** Begin Provided records **

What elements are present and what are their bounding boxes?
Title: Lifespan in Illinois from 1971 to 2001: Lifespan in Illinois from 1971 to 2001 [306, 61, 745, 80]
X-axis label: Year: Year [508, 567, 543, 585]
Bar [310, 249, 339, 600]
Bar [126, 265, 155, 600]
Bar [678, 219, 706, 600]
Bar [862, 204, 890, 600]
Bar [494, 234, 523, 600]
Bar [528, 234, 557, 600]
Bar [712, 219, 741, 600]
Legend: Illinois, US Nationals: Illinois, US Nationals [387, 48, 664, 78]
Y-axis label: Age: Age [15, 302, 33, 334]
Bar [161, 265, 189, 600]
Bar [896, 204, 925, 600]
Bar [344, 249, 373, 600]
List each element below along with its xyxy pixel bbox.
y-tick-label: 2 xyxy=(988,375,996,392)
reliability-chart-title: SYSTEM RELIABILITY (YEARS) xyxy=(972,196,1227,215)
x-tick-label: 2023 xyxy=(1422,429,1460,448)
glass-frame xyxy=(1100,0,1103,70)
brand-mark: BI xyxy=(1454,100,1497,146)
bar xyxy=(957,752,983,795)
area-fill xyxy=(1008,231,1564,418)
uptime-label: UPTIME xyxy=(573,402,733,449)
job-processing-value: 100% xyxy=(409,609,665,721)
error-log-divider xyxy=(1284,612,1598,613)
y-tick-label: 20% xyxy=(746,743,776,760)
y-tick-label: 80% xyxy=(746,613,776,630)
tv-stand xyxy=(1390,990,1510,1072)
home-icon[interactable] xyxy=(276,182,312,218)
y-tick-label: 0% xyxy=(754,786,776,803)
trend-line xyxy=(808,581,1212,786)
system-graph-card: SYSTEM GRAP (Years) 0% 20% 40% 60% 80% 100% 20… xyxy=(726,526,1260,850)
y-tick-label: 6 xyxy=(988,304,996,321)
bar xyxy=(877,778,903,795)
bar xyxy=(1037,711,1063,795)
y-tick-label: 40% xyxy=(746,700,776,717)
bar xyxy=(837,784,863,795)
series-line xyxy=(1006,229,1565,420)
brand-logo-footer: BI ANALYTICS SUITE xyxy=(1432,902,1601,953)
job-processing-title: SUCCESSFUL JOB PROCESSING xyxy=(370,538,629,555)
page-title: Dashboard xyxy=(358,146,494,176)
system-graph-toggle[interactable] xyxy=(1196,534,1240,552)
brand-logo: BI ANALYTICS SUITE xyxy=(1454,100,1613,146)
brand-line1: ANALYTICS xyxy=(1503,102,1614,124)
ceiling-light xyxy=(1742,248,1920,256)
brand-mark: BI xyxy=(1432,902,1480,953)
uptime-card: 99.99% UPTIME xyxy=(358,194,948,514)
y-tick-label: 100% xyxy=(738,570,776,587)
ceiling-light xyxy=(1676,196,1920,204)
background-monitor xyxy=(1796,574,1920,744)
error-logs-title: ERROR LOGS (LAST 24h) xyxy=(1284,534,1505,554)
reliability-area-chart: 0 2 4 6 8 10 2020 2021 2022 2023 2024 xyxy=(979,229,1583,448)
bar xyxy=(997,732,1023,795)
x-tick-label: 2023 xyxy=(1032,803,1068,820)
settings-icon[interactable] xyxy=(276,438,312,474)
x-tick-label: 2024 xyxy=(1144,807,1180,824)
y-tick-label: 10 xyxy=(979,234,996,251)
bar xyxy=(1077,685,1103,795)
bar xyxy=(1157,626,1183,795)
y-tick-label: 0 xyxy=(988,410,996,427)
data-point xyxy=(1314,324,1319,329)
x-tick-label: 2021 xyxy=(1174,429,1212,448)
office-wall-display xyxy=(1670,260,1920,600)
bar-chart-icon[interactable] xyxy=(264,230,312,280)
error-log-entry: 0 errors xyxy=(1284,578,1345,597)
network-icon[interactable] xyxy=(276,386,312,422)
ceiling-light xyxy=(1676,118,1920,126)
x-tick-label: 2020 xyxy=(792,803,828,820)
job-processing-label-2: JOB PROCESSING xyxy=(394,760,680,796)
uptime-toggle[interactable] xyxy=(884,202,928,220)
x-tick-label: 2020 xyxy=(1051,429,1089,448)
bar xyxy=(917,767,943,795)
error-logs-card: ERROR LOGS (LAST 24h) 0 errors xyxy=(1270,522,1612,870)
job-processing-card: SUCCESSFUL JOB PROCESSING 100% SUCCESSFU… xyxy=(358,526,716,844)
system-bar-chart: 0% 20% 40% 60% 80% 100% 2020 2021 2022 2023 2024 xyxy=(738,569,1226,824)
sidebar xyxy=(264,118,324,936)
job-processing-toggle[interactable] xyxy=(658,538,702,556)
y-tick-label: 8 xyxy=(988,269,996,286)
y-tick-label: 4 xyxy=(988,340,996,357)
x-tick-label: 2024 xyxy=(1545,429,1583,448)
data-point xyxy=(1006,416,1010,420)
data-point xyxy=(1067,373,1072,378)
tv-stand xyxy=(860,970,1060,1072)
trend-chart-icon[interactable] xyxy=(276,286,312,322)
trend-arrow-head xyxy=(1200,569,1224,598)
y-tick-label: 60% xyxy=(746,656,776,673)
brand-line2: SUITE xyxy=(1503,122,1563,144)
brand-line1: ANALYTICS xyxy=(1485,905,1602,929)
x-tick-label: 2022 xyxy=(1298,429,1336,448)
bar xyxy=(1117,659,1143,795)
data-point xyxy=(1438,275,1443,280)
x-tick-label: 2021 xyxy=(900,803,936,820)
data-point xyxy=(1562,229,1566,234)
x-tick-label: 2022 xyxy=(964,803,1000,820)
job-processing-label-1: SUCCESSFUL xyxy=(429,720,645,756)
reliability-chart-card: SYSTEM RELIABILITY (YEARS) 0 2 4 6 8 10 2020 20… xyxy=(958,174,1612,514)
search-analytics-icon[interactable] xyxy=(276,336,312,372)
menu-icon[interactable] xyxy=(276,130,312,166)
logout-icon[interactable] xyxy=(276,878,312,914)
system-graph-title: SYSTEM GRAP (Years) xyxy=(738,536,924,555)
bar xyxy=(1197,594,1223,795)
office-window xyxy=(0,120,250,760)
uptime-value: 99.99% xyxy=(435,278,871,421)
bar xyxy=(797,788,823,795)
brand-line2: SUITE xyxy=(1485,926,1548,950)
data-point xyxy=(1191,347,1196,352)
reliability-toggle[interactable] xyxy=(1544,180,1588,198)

** End Provided records **

Stated task. Please give the items above again with every "y-tick-label" swapped for "y-axis-tick-label", keeping all else unchanged.

Exercise solution.
What elements are present and what are their bounding boxes?
Title: Lifespan in Illinois from 1971 to 2001: Lifespan in Illinois from 1971 to 2001 [306, 61, 745, 80]
X-axis label: Year: Year [508, 567, 543, 585]
Bar [310, 249, 339, 600]
Bar [126, 265, 155, 600]
Bar [678, 219, 706, 600]
Bar [862, 204, 890, 600]
Bar [494, 234, 523, 600]
Bar [528, 234, 557, 600]
Bar [712, 219, 741, 600]
Legend: Illinois, US Nationals: Illinois, US Nationals [387, 48, 664, 78]
Y-axis label: Age: Age [15, 302, 33, 334]
Bar [161, 265, 189, 600]
Bar [896, 204, 925, 600]
Bar [344, 249, 373, 600]
List each element below along with its xyxy pixel bbox.
y-axis-tick-label: 2 xyxy=(988,375,996,392)
reliability-chart-title: SYSTEM RELIABILITY (YEARS) xyxy=(972,196,1227,215)
x-tick-label: 2023 xyxy=(1422,429,1460,448)
glass-frame xyxy=(1100,0,1103,70)
brand-mark: BI xyxy=(1454,100,1497,146)
bar xyxy=(957,752,983,795)
area-fill xyxy=(1008,231,1564,418)
uptime-label: UPTIME xyxy=(573,402,733,449)
job-processing-value: 100% xyxy=(409,609,665,721)
error-log-divider xyxy=(1284,612,1598,613)
y-axis-tick-label: 20% xyxy=(746,743,776,760)
y-axis-tick-label: 80% xyxy=(746,613,776,630)
tv-stand xyxy=(1390,990,1510,1072)
home-icon[interactable] xyxy=(276,182,312,218)
y-axis-tick-label: 0% xyxy=(754,786,776,803)
trend-line xyxy=(808,581,1212,786)
system-graph-card: SYSTEM GRAP (Years) 0% 20% 40% 60% 80% 100% 20… xyxy=(726,526,1260,850)
y-axis-tick-label: 6 xyxy=(988,304,996,321)
bar xyxy=(877,778,903,795)
bar xyxy=(1037,711,1063,795)
y-axis-tick-label: 40% xyxy=(746,700,776,717)
bar xyxy=(837,784,863,795)
series-line xyxy=(1006,229,1565,420)
brand-logo-footer: BI ANALYTICS SUITE xyxy=(1432,902,1601,953)
job-processing-title: SUCCESSFUL JOB PROCESSING xyxy=(370,538,629,555)
page-title: Dashboard xyxy=(358,146,494,176)
system-graph-toggle[interactable] xyxy=(1196,534,1240,552)
brand-logo: BI ANALYTICS SUITE xyxy=(1454,100,1613,146)
brand-line1: ANALYTICS xyxy=(1503,102,1614,124)
ceiling-light xyxy=(1742,248,1920,256)
brand-mark: BI xyxy=(1432,902,1480,953)
uptime-card: 99.99% UPTIME xyxy=(358,194,948,514)
y-axis-tick-label: 100% xyxy=(738,570,776,587)
ceiling-light xyxy=(1676,196,1920,204)
background-monitor xyxy=(1796,574,1920,744)
error-logs-title: ERROR LOGS (LAST 24h) xyxy=(1284,534,1505,554)
reliability-area-chart: 0 2 4 6 8 10 2020 2021 2022 2023 2024 xyxy=(979,229,1583,448)
bar xyxy=(997,732,1023,795)
x-tick-label: 2023 xyxy=(1032,803,1068,820)
settings-icon[interactable] xyxy=(276,438,312,474)
x-tick-label: 2024 xyxy=(1144,807,1180,824)
y-axis-tick-label: 10 xyxy=(979,234,996,251)
bar xyxy=(1077,685,1103,795)
bar xyxy=(1157,626,1183,795)
y-axis-tick-label: 0 xyxy=(988,410,996,427)
data-point xyxy=(1314,324,1319,329)
x-tick-label: 2021 xyxy=(1174,429,1212,448)
office-wall-display xyxy=(1670,260,1920,600)
bar-chart-icon[interactable] xyxy=(264,230,312,280)
error-log-entry: 0 errors xyxy=(1284,578,1345,597)
network-icon[interactable] xyxy=(276,386,312,422)
ceiling-light xyxy=(1676,118,1920,126)
x-tick-label: 2020 xyxy=(792,803,828,820)
job-processing-label-2: JOB PROCESSING xyxy=(394,760,680,796)
uptime-toggle[interactable] xyxy=(884,202,928,220)
x-tick-label: 2020 xyxy=(1051,429,1089,448)
bar xyxy=(917,767,943,795)
error-logs-card: ERROR LOGS (LAST 24h) 0 errors xyxy=(1270,522,1612,870)
job-processing-card: SUCCESSFUL JOB PROCESSING 100% SUCCESSFU… xyxy=(358,526,716,844)
system-bar-chart: 0% 20% 40% 60% 80% 100% 2020 2021 2022 2023 2024 xyxy=(738,569,1226,824)
sidebar xyxy=(264,118,324,936)
job-processing-toggle[interactable] xyxy=(658,538,702,556)
y-axis-tick-label: 8 xyxy=(988,269,996,286)
y-axis-tick-label: 4 xyxy=(988,340,996,357)
x-tick-label: 2024 xyxy=(1545,429,1583,448)
data-point xyxy=(1006,416,1010,420)
data-point xyxy=(1067,373,1072,378)
tv-stand xyxy=(860,970,1060,1072)
trend-chart-icon[interactable] xyxy=(276,286,312,322)
trend-arrow-head xyxy=(1200,569,1224,598)
y-axis-tick-label: 60% xyxy=(746,656,776,673)
brand-line2: SUITE xyxy=(1503,122,1563,144)
brand-line1: ANALYTICS xyxy=(1485,905,1602,929)
x-tick-label: 2022 xyxy=(1298,429,1336,448)
bar xyxy=(1117,659,1143,795)
data-point xyxy=(1438,275,1443,280)
x-tick-label: 2021 xyxy=(900,803,936,820)
data-point xyxy=(1562,229,1566,234)
x-tick-label: 2022 xyxy=(964,803,1000,820)
job-processing-label-1: SUCCESSFUL xyxy=(429,720,645,756)
reliability-chart-card: SYSTEM RELIABILITY (YEARS) 0 2 4 6 8 10 2020 20… xyxy=(958,174,1612,514)
search-analytics-icon[interactable] xyxy=(276,336,312,372)
menu-icon[interactable] xyxy=(276,130,312,166)
logout-icon[interactable] xyxy=(276,878,312,914)
system-graph-title: SYSTEM GRAP (Years) xyxy=(738,536,924,555)
bar xyxy=(1197,594,1223,795)
office-window xyxy=(0,120,250,760)
uptime-value: 99.99% xyxy=(435,278,871,421)
bar xyxy=(797,788,823,795)
brand-line2: SUITE xyxy=(1485,926,1548,950)
data-point xyxy=(1191,347,1196,352)
reliability-toggle[interactable] xyxy=(1544,180,1588,198)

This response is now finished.